| Dataset |

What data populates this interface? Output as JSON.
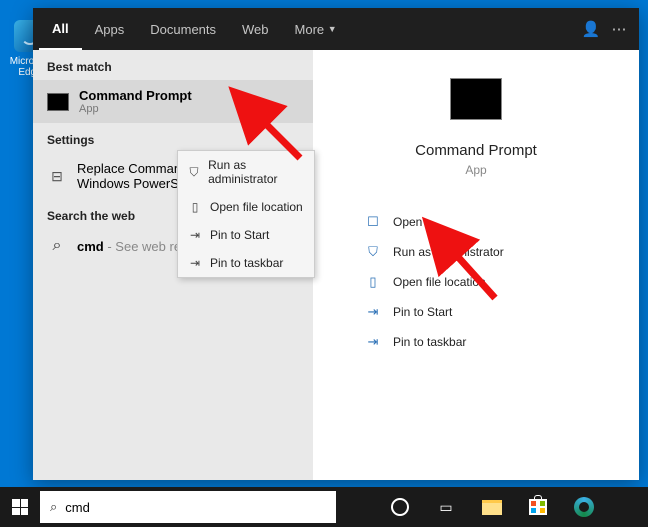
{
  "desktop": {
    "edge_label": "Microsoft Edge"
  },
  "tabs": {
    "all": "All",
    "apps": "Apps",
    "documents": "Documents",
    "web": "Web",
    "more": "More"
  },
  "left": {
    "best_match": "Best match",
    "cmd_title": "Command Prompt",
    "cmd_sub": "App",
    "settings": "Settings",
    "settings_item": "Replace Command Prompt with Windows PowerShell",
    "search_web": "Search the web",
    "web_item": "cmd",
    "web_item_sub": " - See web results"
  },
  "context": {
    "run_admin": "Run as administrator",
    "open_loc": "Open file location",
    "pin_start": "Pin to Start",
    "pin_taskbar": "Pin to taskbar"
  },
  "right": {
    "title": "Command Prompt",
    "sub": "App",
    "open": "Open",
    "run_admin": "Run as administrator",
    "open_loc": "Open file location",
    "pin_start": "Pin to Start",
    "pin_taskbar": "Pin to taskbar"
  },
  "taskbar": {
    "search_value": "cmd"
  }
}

...

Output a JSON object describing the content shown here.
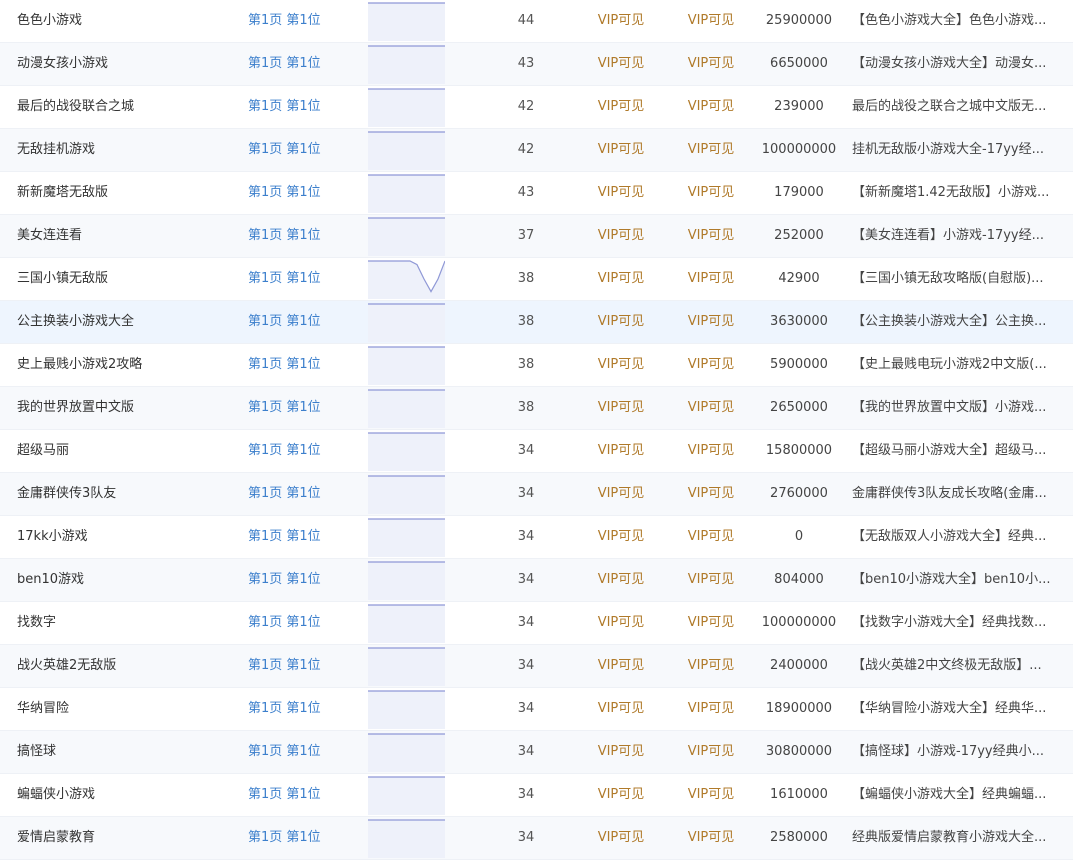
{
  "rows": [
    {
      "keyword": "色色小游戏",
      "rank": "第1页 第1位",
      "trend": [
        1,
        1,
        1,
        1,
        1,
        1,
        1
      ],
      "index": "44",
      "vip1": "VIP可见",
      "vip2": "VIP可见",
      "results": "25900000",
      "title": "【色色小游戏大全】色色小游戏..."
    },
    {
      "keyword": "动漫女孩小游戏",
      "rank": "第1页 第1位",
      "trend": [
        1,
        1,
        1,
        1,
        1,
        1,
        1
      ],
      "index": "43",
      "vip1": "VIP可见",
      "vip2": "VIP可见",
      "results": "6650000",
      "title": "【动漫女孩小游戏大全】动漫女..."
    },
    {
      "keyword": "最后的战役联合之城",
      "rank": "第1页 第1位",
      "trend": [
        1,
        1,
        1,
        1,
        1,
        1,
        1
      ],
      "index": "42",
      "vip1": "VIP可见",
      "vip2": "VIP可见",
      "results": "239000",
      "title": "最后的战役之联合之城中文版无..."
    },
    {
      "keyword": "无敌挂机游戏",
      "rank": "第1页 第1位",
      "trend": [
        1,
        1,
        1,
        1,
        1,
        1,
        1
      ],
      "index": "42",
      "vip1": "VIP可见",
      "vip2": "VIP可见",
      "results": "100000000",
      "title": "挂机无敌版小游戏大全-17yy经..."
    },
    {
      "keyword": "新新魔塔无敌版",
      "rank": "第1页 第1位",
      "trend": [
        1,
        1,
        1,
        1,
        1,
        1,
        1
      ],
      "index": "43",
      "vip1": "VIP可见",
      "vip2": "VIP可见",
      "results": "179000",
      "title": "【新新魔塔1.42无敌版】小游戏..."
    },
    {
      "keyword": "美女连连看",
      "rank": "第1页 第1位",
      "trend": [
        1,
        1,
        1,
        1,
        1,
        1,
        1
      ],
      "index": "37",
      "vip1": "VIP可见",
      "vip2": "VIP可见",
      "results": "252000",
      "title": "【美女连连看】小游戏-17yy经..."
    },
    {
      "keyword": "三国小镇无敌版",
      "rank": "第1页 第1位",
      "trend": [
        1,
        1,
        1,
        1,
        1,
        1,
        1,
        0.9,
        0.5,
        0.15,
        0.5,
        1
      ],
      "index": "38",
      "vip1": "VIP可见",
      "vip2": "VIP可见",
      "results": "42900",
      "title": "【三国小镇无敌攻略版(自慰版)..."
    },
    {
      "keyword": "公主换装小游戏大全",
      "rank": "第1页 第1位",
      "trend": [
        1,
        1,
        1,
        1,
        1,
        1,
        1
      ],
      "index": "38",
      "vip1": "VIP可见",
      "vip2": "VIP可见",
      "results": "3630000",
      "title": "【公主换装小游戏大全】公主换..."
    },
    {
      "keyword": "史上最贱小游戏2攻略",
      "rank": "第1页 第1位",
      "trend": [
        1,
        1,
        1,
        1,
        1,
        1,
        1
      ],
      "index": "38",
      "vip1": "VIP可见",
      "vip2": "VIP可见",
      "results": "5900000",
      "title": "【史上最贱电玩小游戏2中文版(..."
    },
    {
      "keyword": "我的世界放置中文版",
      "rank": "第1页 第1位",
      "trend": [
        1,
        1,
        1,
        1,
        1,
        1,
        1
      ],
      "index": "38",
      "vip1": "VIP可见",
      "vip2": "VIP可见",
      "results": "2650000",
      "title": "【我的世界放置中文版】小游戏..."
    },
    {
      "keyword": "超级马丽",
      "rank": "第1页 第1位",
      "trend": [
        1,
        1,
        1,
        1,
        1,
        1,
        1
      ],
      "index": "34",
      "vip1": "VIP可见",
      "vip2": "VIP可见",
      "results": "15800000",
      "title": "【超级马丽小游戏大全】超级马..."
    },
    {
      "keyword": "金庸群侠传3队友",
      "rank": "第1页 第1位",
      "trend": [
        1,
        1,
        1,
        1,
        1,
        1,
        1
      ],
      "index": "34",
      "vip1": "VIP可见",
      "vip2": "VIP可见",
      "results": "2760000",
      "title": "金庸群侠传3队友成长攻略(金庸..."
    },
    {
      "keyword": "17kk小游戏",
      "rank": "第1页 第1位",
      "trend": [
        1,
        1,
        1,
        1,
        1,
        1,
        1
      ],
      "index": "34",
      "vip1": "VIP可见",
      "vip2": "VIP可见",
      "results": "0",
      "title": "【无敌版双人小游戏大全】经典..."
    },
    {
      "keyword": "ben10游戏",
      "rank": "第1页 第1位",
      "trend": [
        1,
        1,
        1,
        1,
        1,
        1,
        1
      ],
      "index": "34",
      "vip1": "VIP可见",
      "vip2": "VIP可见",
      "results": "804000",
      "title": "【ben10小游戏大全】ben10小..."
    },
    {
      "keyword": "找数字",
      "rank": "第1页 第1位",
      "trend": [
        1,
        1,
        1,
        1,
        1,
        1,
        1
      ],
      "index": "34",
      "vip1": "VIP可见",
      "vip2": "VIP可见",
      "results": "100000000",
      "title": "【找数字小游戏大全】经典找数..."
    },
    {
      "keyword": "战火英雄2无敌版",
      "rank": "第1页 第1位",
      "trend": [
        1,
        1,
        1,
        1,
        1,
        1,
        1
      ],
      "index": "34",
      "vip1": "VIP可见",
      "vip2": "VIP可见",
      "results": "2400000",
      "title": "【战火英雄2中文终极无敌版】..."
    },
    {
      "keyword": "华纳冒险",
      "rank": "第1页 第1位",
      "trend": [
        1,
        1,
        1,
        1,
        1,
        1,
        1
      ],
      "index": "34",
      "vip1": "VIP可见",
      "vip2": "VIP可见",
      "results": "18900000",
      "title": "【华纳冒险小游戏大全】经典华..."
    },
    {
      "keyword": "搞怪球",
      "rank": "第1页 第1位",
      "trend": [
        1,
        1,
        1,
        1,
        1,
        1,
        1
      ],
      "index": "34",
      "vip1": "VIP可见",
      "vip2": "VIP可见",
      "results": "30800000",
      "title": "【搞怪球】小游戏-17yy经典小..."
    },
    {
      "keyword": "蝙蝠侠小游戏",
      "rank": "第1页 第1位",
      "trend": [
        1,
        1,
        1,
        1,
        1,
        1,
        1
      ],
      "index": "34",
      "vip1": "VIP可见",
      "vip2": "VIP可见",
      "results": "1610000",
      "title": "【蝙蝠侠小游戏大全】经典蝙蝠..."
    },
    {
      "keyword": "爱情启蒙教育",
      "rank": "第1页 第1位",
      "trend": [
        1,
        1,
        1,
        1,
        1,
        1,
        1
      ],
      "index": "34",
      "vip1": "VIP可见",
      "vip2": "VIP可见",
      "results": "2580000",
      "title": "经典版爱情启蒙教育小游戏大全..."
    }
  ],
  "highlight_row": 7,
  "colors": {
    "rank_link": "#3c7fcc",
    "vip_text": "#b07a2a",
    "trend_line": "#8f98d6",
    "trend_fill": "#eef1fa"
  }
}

| Written task |
Where a line of the data holds "JSON", show that line.

| Exercise solution |
What data populates this interface? Output as JSON.
Output a JSON object describing the content shown here.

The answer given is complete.